▶
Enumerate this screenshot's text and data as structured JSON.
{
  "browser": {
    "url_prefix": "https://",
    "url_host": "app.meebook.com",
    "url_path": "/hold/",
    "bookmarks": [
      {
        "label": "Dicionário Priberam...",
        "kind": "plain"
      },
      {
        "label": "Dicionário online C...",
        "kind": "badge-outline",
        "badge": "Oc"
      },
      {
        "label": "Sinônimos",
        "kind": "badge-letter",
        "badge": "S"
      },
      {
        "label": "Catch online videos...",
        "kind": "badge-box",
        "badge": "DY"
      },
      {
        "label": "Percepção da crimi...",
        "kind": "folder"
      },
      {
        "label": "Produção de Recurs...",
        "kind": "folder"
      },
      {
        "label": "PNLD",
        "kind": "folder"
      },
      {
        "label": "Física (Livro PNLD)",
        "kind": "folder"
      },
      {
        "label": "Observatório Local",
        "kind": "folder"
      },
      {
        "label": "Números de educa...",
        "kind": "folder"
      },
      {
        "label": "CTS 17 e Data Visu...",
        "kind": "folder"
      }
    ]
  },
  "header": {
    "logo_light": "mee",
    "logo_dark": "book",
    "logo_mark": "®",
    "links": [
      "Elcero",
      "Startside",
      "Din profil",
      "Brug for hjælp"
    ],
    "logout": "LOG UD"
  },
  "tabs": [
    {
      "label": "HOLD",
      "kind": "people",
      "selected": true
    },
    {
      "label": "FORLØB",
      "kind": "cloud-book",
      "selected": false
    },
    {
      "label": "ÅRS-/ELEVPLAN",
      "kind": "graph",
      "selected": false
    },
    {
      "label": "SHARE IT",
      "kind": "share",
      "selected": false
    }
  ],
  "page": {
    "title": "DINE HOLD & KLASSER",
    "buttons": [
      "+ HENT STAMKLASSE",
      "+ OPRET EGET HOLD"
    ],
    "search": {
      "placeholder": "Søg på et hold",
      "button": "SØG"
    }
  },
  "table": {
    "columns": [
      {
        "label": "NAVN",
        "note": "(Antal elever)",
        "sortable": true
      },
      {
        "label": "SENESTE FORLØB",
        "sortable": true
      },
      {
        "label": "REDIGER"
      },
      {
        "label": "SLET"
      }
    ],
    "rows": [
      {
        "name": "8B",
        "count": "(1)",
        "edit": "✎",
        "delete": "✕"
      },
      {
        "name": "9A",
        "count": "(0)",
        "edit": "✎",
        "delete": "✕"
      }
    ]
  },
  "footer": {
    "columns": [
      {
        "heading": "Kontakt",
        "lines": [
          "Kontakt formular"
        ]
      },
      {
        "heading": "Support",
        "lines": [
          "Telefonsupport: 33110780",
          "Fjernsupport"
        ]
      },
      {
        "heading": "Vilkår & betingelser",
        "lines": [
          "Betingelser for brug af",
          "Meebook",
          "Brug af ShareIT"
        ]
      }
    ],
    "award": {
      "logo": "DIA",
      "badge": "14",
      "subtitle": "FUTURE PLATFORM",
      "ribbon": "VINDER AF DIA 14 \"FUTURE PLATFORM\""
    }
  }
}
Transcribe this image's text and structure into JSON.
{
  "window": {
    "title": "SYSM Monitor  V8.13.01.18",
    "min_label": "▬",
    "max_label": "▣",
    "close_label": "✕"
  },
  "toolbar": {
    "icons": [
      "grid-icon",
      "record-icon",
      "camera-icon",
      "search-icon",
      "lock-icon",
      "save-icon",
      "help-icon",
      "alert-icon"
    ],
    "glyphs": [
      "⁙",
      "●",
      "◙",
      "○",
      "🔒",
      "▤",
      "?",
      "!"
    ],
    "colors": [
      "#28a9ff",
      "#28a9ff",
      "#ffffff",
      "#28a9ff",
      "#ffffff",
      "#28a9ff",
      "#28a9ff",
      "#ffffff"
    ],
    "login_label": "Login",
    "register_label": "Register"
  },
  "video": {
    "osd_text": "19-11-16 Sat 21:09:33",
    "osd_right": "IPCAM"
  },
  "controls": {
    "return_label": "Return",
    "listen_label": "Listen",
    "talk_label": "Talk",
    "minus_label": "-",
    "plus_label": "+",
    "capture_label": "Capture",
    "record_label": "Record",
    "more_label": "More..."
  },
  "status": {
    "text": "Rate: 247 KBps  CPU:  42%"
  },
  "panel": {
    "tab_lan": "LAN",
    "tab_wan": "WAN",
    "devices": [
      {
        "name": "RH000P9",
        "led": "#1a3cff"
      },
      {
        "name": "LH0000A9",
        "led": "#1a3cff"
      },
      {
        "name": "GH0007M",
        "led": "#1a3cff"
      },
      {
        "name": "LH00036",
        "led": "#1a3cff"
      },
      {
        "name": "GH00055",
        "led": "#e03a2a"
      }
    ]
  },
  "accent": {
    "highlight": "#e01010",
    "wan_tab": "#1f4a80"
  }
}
◀
From the entries above, return each line with the word "JSON" in it.

Complete answer –
Enumerate this screenshot's text and data as structured JSON.
Transcribe this image's text and structure into JSON.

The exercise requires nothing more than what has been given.